* **WORK REQUIRED**
All of the records below need to be copied exactly.

* **TASK INPUT**
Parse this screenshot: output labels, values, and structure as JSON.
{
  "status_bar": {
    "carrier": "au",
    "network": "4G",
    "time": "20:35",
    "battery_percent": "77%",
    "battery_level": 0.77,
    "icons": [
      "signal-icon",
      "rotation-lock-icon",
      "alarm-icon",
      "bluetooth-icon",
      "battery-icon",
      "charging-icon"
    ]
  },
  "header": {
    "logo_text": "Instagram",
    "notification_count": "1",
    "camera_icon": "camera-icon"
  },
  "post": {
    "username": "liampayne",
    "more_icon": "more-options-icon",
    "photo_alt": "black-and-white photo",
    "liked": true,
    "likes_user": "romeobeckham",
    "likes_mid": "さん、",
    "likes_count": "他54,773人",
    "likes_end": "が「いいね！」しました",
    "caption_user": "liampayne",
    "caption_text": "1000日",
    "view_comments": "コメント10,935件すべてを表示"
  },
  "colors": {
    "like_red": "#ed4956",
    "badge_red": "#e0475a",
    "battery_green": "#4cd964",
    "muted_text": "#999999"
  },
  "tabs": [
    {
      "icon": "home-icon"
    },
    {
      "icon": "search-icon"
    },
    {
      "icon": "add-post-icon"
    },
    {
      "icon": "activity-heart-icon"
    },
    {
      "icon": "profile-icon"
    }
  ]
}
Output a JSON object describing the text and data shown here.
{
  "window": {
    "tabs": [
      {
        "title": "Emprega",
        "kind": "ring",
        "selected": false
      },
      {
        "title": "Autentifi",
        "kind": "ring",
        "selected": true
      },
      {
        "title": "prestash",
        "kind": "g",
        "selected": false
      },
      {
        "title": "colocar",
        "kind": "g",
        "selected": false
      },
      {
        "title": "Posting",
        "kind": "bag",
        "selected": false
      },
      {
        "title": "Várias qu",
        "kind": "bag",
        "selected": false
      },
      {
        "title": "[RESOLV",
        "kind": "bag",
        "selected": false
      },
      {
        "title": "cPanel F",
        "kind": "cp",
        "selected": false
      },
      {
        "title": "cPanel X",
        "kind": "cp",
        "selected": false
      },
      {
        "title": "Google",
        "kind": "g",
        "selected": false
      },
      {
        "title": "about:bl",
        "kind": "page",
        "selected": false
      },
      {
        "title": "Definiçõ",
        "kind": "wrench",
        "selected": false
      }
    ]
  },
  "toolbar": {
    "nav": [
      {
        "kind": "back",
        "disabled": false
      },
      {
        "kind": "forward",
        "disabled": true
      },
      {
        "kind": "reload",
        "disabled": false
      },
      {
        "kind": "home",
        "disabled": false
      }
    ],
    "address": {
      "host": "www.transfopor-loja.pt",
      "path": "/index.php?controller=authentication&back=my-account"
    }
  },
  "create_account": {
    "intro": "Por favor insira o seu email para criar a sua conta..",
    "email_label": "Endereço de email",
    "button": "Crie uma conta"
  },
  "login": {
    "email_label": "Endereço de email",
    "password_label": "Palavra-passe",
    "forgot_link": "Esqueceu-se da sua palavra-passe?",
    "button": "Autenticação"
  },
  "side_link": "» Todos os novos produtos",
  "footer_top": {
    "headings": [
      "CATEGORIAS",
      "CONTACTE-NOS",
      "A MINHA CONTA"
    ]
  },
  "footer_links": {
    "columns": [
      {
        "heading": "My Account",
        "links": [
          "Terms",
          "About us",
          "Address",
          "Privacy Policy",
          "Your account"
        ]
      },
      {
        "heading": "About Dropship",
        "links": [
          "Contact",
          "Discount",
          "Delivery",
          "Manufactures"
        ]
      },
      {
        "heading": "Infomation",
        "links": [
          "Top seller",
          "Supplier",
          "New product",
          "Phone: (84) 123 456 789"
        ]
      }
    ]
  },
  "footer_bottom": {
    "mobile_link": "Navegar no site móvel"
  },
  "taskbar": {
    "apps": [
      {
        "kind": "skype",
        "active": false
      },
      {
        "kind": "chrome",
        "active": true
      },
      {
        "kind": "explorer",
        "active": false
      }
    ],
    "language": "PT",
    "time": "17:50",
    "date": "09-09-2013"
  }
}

* **ANSWER TO THE TASK**
Parse this screenshot: output labels, values, and structure as JSON.
{
  "status_bar": {
    "carrier": "au",
    "network": "4G",
    "time": "20:35",
    "battery_percent": "77%",
    "battery_level": 0.77,
    "icons": [
      "signal-icon",
      "rotation-lock-icon",
      "alarm-icon",
      "bluetooth-icon",
      "battery-icon",
      "charging-icon"
    ]
  },
  "header": {
    "logo_text": "Instagram",
    "notification_count": "1",
    "camera_icon": "camera-icon"
  },
  "post": {
    "username": "liampayne",
    "more_icon": "more-options-icon",
    "photo_alt": "black-and-white photo",
    "liked": true,
    "likes_user": "romeobeckham",
    "likes_mid": "さん、",
    "likes_count": "他54,773人",
    "likes_end": "が「いいね！」しました",
    "caption_user": "liampayne",
    "caption_text": "1000日",
    "view_comments": "コメント10,935件すべてを表示"
  },
  "colors": {
    "like_red": "#ed4956",
    "badge_red": "#e0475a",
    "battery_green": "#4cd964",
    "muted_text": "#999999"
  },
  "tabs": [
    {
      "icon": "home-icon"
    },
    {
      "icon": "search-icon"
    },
    {
      "icon": "add-post-icon"
    },
    {
      "icon": "activity-heart-icon"
    },
    {
      "icon": "profile-icon"
    }
  ]
}
Output a JSON object describing the text and data shown here.
{
  "window": {
    "tabs": [
      {
        "title": "Emprega",
        "kind": "ring",
        "selected": false
      },
      {
        "title": "Autentifi",
        "kind": "ring",
        "selected": true
      },
      {
        "title": "prestash",
        "kind": "g",
        "selected": false
      },
      {
        "title": "colocar",
        "kind": "g",
        "selected": false
      },
      {
        "title": "Posting",
        "kind": "bag",
        "selected": false
      },
      {
        "title": "Várias qu",
        "kind": "bag",
        "selected": false
      },
      {
        "title": "[RESOLV",
        "kind": "bag",
        "selected": false
      },
      {
        "title": "cPanel F",
        "kind": "cp",
        "selected": false
      },
      {
        "title": "cPanel X",
        "kind": "cp",
        "selected": false
      },
      {
        "title": "Google",
        "kind": "g",
        "selected": false
      },
      {
        "title": "about:bl",
        "kind": "page",
        "selected": false
      },
      {
        "title": "Definiçõ",
        "kind": "wrench",
        "selected": false
      }
    ]
  },
  "toolbar": {
    "nav": [
      {
        "kind": "back",
        "disabled": false
      },
      {
        "kind": "forward",
        "disabled": true
      },
      {
        "kind": "reload",
        "disabled": false
      },
      {
        "kind": "home",
        "disabled": false
      }
    ],
    "address": {
      "host": "www.transfopor-loja.pt",
      "path": "/index.php?controller=authentication&back=my-account"
    }
  },
  "create_account": {
    "intro": "Por favor insira o seu email para criar a sua conta..",
    "email_label": "Endereço de email",
    "button": "Crie uma conta"
  },
  "login": {
    "email_label": "Endereço de email",
    "password_label": "Palavra-passe",
    "forgot_link": "Esqueceu-se da sua palavra-passe?",
    "button": "Autenticação"
  },
  "side_link": "» Todos os novos produtos",
  "footer_top": {
    "headings": [
      "CATEGORIAS",
      "CONTACTE-NOS",
      "A MINHA CONTA"
    ]
  },
  "footer_links": {
    "columns": [
      {
        "heading": "My Account",
        "links": [
          "Terms",
          "About us",
          "Address",
          "Privacy Policy",
          "Your account"
        ]
      },
      {
        "heading": "About Dropship",
        "links": [
          "Contact",
          "Discount",
          "Delivery",
          "Manufactures"
        ]
      },
      {
        "heading": "Infomation",
        "links": [
          "Top seller",
          "Supplier",
          "New product",
          "Phone: (84) 123 456 789"
        ]
      }
    ]
  },
  "footer_bottom": {
    "mobile_link": "Navegar no site móvel"
  },
  "taskbar": {
    "apps": [
      {
        "kind": "skype",
        "active": false
      },
      {
        "kind": "chrome",
        "active": true
      },
      {
        "kind": "explorer",
        "active": false
      }
    ],
    "language": "PT",
    "time": "17:50",
    "date": "09-09-2013"
  }
}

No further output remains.